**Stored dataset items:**
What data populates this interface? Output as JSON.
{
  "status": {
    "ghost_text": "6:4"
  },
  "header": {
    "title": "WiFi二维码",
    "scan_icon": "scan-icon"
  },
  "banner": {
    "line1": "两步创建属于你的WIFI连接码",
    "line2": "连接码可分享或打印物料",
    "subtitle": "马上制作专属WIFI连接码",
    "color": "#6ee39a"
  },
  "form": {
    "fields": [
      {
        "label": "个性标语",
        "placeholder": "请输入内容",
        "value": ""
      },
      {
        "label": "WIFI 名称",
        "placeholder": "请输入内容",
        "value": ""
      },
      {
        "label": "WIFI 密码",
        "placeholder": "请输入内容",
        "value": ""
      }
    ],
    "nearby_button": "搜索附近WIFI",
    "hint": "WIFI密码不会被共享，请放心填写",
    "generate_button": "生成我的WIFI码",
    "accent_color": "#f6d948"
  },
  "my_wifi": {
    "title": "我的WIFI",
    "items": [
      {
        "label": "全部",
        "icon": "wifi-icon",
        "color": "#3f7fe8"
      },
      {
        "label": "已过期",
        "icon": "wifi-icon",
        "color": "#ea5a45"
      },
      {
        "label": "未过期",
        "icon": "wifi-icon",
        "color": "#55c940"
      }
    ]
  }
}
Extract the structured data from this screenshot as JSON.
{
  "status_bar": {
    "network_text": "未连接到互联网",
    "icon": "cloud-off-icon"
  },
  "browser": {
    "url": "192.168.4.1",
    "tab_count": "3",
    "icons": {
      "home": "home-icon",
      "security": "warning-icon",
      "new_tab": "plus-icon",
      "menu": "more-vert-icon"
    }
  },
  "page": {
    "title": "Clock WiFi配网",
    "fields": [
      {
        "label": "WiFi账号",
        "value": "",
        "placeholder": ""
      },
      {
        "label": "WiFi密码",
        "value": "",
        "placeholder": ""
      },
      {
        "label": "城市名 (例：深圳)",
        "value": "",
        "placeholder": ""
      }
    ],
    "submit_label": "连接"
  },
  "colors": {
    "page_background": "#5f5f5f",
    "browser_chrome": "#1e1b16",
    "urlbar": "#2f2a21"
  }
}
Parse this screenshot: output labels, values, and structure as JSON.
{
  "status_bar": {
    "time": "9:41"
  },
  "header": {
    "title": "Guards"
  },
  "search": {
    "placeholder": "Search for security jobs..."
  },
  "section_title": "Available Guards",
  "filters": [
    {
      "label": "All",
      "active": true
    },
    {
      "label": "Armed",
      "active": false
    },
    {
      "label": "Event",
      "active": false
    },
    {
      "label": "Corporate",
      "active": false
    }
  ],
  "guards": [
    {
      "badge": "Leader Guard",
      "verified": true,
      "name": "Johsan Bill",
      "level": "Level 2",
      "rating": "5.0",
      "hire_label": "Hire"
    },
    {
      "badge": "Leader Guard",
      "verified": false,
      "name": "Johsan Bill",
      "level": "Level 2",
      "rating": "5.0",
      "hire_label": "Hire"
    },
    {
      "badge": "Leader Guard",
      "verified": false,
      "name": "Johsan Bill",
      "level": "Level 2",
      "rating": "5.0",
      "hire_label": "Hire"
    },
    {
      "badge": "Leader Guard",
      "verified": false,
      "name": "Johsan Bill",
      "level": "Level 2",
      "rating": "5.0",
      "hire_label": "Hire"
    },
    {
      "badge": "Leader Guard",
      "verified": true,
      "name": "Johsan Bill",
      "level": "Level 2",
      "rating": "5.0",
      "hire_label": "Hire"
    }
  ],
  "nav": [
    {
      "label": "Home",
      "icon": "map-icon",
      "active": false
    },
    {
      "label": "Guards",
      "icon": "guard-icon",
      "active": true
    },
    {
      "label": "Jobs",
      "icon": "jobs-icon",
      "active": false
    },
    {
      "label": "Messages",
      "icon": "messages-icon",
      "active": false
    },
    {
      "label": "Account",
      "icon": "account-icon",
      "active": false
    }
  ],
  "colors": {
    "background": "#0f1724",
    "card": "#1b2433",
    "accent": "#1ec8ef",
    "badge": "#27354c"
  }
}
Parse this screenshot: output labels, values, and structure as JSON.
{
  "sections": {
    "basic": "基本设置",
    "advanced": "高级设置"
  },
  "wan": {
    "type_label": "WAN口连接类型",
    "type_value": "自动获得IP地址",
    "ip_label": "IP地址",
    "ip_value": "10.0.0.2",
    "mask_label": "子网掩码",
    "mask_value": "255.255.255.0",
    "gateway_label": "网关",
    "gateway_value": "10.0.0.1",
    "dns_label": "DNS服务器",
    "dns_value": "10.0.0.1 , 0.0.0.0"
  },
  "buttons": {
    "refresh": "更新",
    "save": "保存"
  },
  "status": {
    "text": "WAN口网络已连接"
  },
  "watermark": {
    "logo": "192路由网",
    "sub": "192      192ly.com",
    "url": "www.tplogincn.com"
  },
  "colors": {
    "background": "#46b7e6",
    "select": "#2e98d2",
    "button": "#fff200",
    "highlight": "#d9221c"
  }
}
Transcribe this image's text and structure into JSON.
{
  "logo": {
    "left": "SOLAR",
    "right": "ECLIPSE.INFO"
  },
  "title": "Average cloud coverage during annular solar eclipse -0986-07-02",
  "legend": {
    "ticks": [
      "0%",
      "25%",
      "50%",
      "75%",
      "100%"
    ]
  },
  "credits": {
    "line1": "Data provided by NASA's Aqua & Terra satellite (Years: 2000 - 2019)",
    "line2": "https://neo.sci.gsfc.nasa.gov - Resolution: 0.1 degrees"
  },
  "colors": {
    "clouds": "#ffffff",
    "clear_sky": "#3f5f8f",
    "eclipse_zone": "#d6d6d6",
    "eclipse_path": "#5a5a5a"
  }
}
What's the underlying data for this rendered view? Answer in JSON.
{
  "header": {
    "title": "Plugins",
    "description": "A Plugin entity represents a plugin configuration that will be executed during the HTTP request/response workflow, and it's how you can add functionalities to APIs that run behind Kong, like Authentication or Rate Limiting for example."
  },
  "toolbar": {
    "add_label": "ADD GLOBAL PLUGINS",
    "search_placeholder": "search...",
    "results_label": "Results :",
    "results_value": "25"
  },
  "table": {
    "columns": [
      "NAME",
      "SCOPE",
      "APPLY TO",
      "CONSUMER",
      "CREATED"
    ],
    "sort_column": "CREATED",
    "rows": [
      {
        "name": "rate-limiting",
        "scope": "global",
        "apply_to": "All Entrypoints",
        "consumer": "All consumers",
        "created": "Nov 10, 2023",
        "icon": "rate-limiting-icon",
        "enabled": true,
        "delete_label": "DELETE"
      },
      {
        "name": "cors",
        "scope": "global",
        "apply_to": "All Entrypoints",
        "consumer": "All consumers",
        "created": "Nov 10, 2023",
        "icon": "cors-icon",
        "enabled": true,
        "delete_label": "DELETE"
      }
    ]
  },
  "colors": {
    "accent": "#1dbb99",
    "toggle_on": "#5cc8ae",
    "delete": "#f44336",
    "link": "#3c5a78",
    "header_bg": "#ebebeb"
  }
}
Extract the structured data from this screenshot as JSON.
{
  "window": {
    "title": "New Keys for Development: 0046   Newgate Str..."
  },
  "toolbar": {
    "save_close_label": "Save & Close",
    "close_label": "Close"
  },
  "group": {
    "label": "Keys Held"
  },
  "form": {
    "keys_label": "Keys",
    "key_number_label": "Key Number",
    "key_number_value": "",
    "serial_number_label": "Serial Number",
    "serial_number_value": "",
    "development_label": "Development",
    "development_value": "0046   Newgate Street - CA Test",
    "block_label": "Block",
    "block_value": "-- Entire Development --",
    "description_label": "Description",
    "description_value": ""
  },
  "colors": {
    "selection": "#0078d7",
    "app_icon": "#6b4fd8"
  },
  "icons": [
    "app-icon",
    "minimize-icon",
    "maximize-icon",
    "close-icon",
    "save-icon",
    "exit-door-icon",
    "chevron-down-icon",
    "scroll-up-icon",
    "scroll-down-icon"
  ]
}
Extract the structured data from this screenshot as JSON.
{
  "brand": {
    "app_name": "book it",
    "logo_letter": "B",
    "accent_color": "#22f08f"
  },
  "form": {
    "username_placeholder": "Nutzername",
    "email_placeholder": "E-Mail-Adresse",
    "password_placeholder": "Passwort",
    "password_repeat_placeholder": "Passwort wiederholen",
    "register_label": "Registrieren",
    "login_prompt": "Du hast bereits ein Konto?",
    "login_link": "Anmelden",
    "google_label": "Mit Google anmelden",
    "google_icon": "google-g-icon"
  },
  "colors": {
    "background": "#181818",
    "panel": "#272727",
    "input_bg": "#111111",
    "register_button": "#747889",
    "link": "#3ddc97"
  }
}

**Required task:** Write down only the number of lines that contain the string "security" in the listing.

**Output for this task:** 2